Your task
Below is a listing to write out in full, exactly as given, without its pictures.

--- START ---

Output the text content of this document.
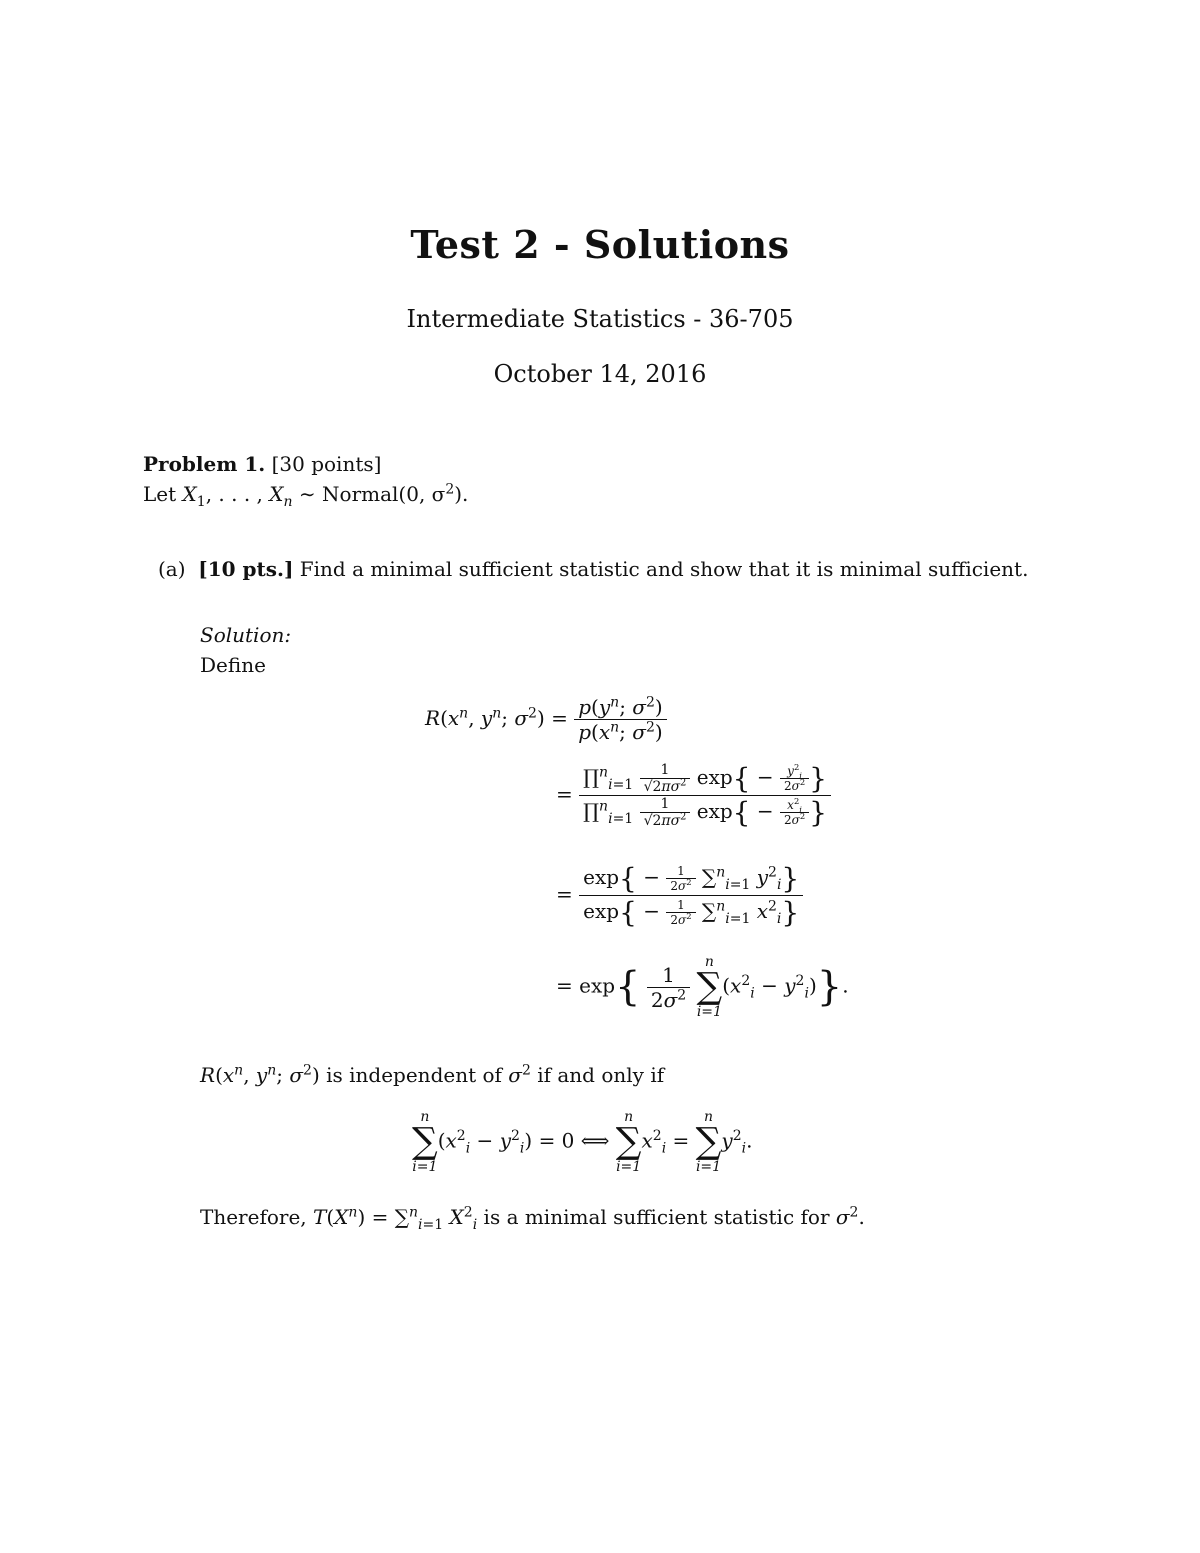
Test 2 - Solutions
Intermediate Statistics - 36-705
October 14, 2016
Problem 1. [30 points]
Let $X_1$, . . . , $X_n$ ∼ Normal(0, $\sigma^2$).
(a) [10 pts.] Find a minimal sufficient statistic and show that it is minimal sufficient.
Solution:
Define
$R(x^n$, $y^n$; $\sigma^2) = \frac{p(y^n; \sigma^2)}{p(x^n; \sigma^2)}$
= $\frac{\prod^n_{i=1} \frac{1}{√2\pi\sigma^2} \exp\{ - \frac{y^2_i}{2\sigma^2} \}}{\prod^n_{i=1} \frac{1}{√2\pi\sigma^2} \exp\{ - \frac{x^2_i}{2\sigma^2} \}}$
= $\frac{\exp\{ - \frac{1}{2\sigma^2} \sum^n_{i=1} y^2_i\}}{\exp\{ - \frac{1}{2\sigma^2} \sum^n_{i=1} x^2_i\}}$
= $\exp\{ \frac{1}{2\sigma^2}$

n
∑
i=1
$(x^2_i - y^2_i)$}.
$R(x^n$, $y^n$; $\sigma^2$) is independent of $\sigma^2$ if and only if
n
∑
i=1
$(x^2_i - y^2_i) = 0$ ⟺
n
∑
i=1
$x^2_i$ =
n
∑
i=1
$y^2_i$.
Therefore, $T(X^n) = \sum^n_{i=1}$ $X^2_i$ is a minimal sufficient statistic for $\sigma^2$.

--- END ---

Correct result
Output the text content of this document.
Test 2 - Solutions
Intermediate Statistics - 36-705
October 14, 2016
Problem 1. [30 points]
Let $X_1$, . . . , $X_n$ ∼ Normal(0, $\sigma^2$).
(a) [10 pts.] Find a minimal sufficient statistic and show that it is minimal sufficient.
Solution:
Define
$R(x^n$, $y^n$; $\sigma^2) = \frac{p(y^n; \sigma^2)}{p(x^n; \sigma^2)}$
= $\frac{\prod^n_{i=1} \frac{1}{√2\pi\sigma^2} \exp\{ - \frac{y^2_i}{2\sigma^2} \}}{\prod^n_{i=1} \frac{1}{√2\pi\sigma^2} \exp\{ - \frac{x^2_i}{2\sigma^2} \}}$
= $\frac{\exp\{ - \frac{1}{2\sigma^2} \sum^n_{i=1} y^2_i\}}{\exp\{ - \frac{1}{2\sigma^2} \sum^n_{i=1} x^2_i\}}$
= $\exp\{ \frac{1}{2\sigma^2}$

n
∑
i=1
$(x^2_i - y^2_i)$}.
$R(x^n$, $y^n$; $\sigma^2$) is independent of $\sigma^2$ if and only if
n
∑
i=1
$(x^2_i - y^2_i) = 0$ ⟺
n
∑
i=1
$x^2_i$ =
n
∑
i=1
$y^2_i$.
Therefore, $T(X^n) = \sum^n_{i=1}$ $X^2_i$ is a minimal sufficient statistic for $\sigma^2$.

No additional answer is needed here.